[Saved data entries]
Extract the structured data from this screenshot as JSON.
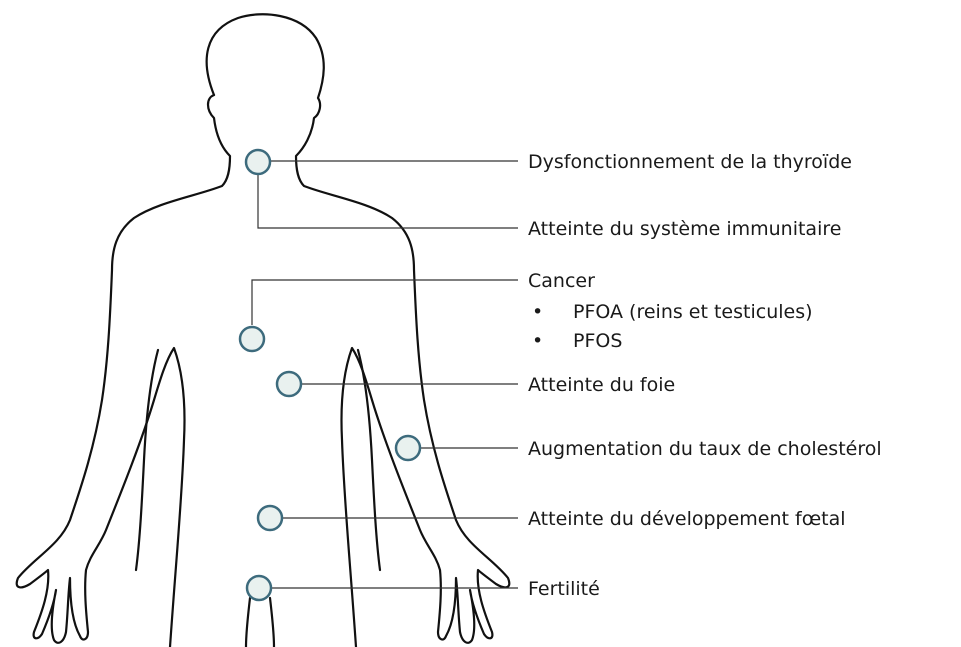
{
  "colors": {
    "outline": "#111111",
    "marker_stroke": "#3d6b7d",
    "marker_fill": "#e9f1ef",
    "connector": "#333333"
  },
  "labels": {
    "thyroid": "Dysfonctionnement de la thyroïde",
    "immune": "Atteinte du système immunitaire",
    "cancer": "Cancer",
    "cancer_items": [
      "PFOA (reins et testicules)",
      "PFOS"
    ],
    "liver": "Atteinte du foie",
    "cholesterol": "Augmentation du taux de cholestérol",
    "fetal": "Atteinte du développement fœtal",
    "fertility": "Fertilité"
  },
  "bullet_char": "•"
}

INSTRUCTIONS FOR THE TASK: Tally up the lines holding the word "Atteinte" in the data above, and answer with that figure only.

ANSWER TO THIS TASK: 3